● SUPPLIED DATA

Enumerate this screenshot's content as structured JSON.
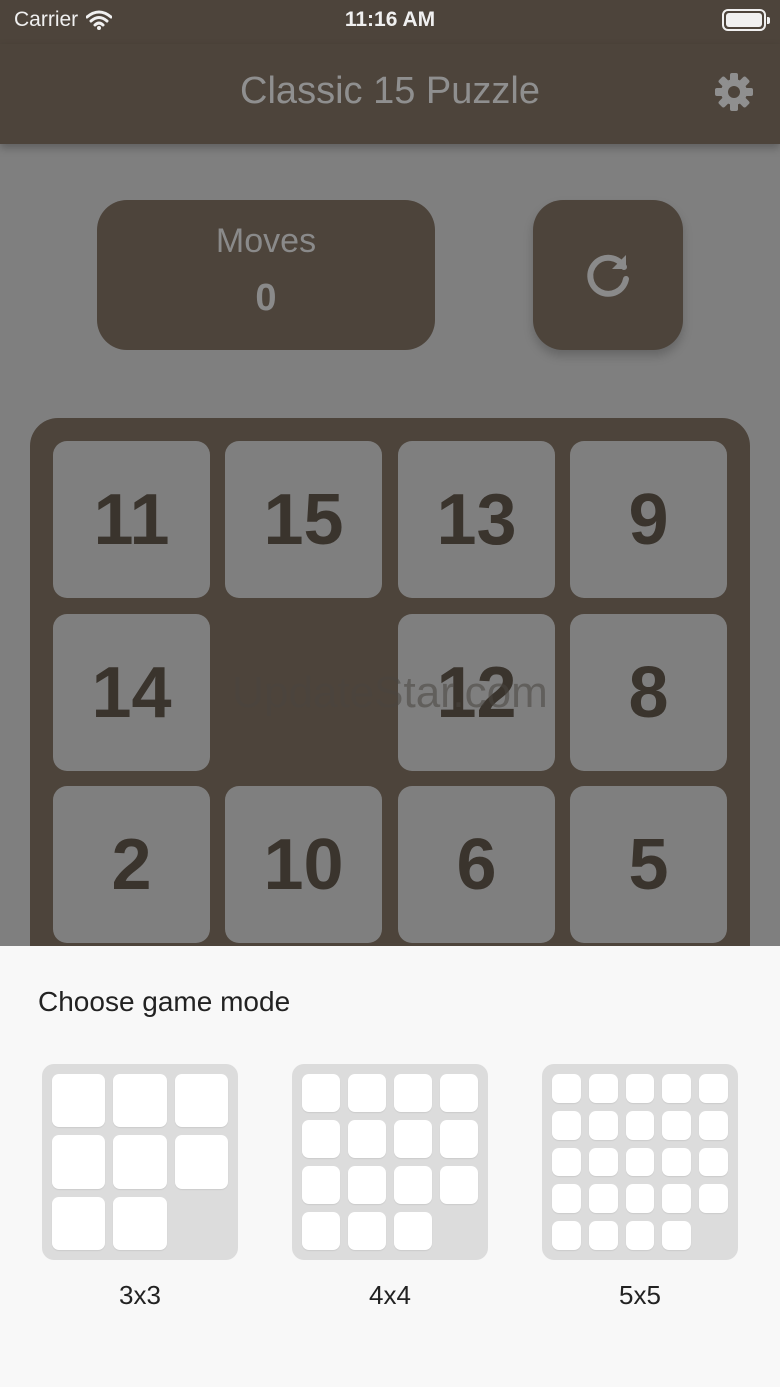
{
  "status_bar": {
    "carrier": "Carrier",
    "time": "11:16 AM"
  },
  "nav": {
    "title": "Classic 15 Puzzle",
    "settings_icon": "gear-icon"
  },
  "stats": {
    "moves_label": "Moves",
    "moves_value": "0",
    "reset_icon": "refresh-icon"
  },
  "board": {
    "rows": [
      [
        "11",
        "15",
        "13",
        "9"
      ],
      [
        "14",
        "",
        "12",
        "8"
      ],
      [
        "2",
        "10",
        "6",
        "5"
      ]
    ]
  },
  "watermark": "UpdateStar.com",
  "sheet": {
    "title": "Choose game mode",
    "modes": [
      {
        "label": "3x3",
        "size": 3
      },
      {
        "label": "4x4",
        "size": 4
      },
      {
        "label": "5x5",
        "size": 5
      }
    ]
  },
  "colors": {
    "brand_dark": "#4d443b",
    "overlay_gray": "#7f7f7f",
    "sheet_bg": "#f8f8f8"
  }
}
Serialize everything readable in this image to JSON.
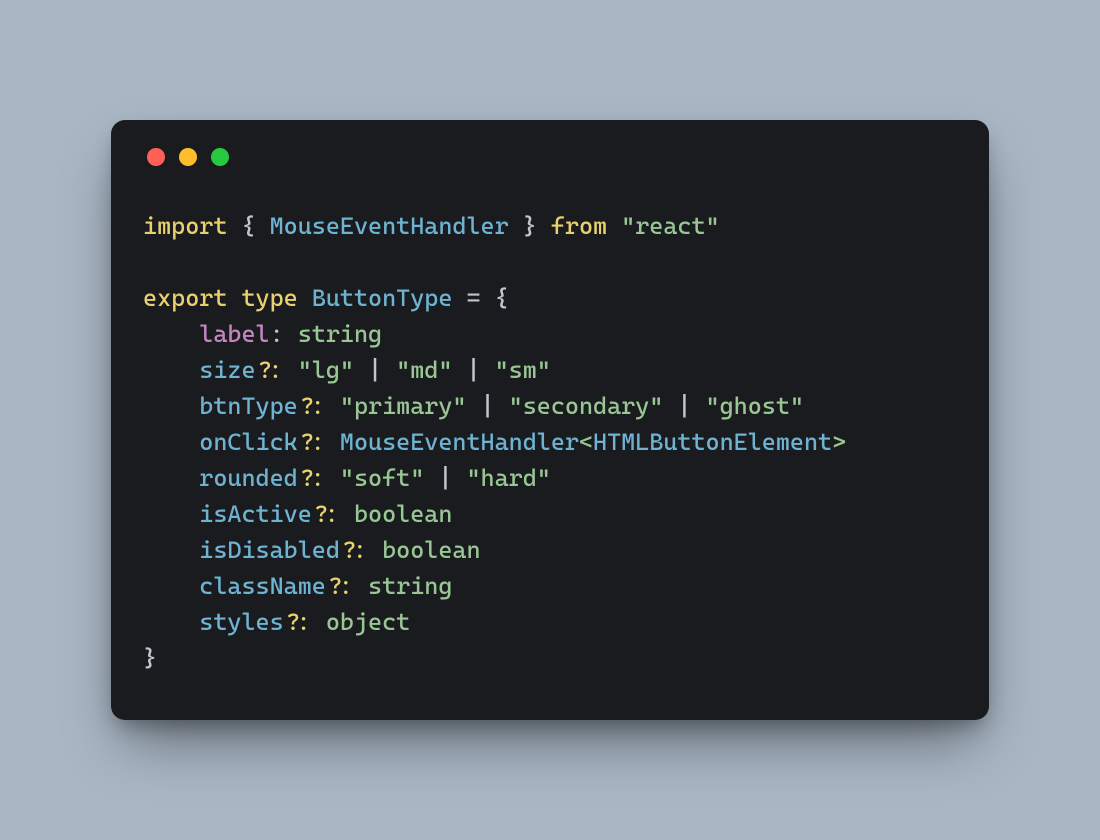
{
  "colors": {
    "bg": "#a9b7c5",
    "window": "#1a1b1f",
    "red": "#ff5f56",
    "yellow": "#ffbd2e",
    "green": "#27c93f",
    "keyword": "#e9d16c",
    "ident": "#6fb3d2",
    "string": "#99c794",
    "prop": "#c586c0"
  },
  "code": {
    "kw_import": "import",
    "brace_open": "{",
    "ident_mouse": "MouseEventHandler",
    "brace_close": "}",
    "kw_from": "from",
    "str_react": "\"react\"",
    "kw_export": "export",
    "kw_type": "type",
    "ident_btype": "ButtonType",
    "eq": "=",
    "obj_open": "{",
    "prop_label": "label",
    "colon": ":",
    "t_string": "string",
    "prop_size": "size",
    "opt": "?",
    "s_lg": "\"lg\"",
    "pipe": "|",
    "s_md": "\"md\"",
    "s_sm": "\"sm\"",
    "prop_btntype": "btnType",
    "s_primary": "\"primary\"",
    "s_secondary": "\"secondary\"",
    "s_ghost": "\"ghost\"",
    "prop_onclick": "onClick",
    "lt": "<",
    "ident_htmlbtn": "HTMLButtonElement",
    "gt": ">",
    "prop_rounded": "rounded",
    "s_soft": "\"soft\"",
    "s_hard": "\"hard\"",
    "prop_isactive": "isActive",
    "t_boolean": "boolean",
    "prop_isdisabled": "isDisabled",
    "prop_classname": "className",
    "prop_styles": "styles",
    "t_object": "object",
    "obj_close": "}"
  }
}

● EXERCISE OBJECTIVE
The entries above are to be returned exactly, without their pictures.

● RESPONSE
Enumerate this screenshot's content as structured JSON.
{
  "status_bar": {
    "carrier": "Carrier",
    "time": "11:16 AM"
  },
  "nav": {
    "title": "Classic 15 Puzzle",
    "settings_icon": "gear-icon"
  },
  "stats": {
    "moves_label": "Moves",
    "moves_value": "0",
    "reset_icon": "refresh-icon"
  },
  "board": {
    "rows": [
      [
        "11",
        "15",
        "13",
        "9"
      ],
      [
        "14",
        "",
        "12",
        "8"
      ],
      [
        "2",
        "10",
        "6",
        "5"
      ]
    ]
  },
  "watermark": "UpdateStar.com",
  "sheet": {
    "title": "Choose game mode",
    "modes": [
      {
        "label": "3x3",
        "size": 3
      },
      {
        "label": "4x4",
        "size": 4
      },
      {
        "label": "5x5",
        "size": 5
      }
    ]
  },
  "colors": {
    "brand_dark": "#4d443b",
    "overlay_gray": "#7f7f7f",
    "sheet_bg": "#f8f8f8"
  }
}
Serialize everything readable in this image to JSON.
{
  "colors": {
    "bg": "#a9b7c5",
    "window": "#1a1b1f",
    "red": "#ff5f56",
    "yellow": "#ffbd2e",
    "green": "#27c93f",
    "keyword": "#e9d16c",
    "ident": "#6fb3d2",
    "string": "#99c794",
    "prop": "#c586c0"
  },
  "code": {
    "kw_import": "import",
    "brace_open": "{",
    "ident_mouse": "MouseEventHandler",
    "brace_close": "}",
    "kw_from": "from",
    "str_react": "\"react\"",
    "kw_export": "export",
    "kw_type": "type",
    "ident_btype": "ButtonType",
    "eq": "=",
    "obj_open": "{",
    "prop_label": "label",
    "colon": ":",
    "t_string": "string",
    "prop_size": "size",
    "opt": "?",
    "s_lg": "\"lg\"",
    "pipe": "|",
    "s_md": "\"md\"",
    "s_sm": "\"sm\"",
    "prop_btntype": "btnType",
    "s_primary": "\"primary\"",
    "s_secondary": "\"secondary\"",
    "s_ghost": "\"ghost\"",
    "prop_onclick": "onClick",
    "lt": "<",
    "ident_htmlbtn": "HTMLButtonElement",
    "gt": ">",
    "prop_rounded": "rounded",
    "s_soft": "\"soft\"",
    "s_hard": "\"hard\"",
    "prop_isactive": "isActive",
    "t_boolean": "boolean",
    "prop_isdisabled": "isDisabled",
    "prop_classname": "className",
    "prop_styles": "styles",
    "t_object": "object",
    "obj_close": "}"
  }
}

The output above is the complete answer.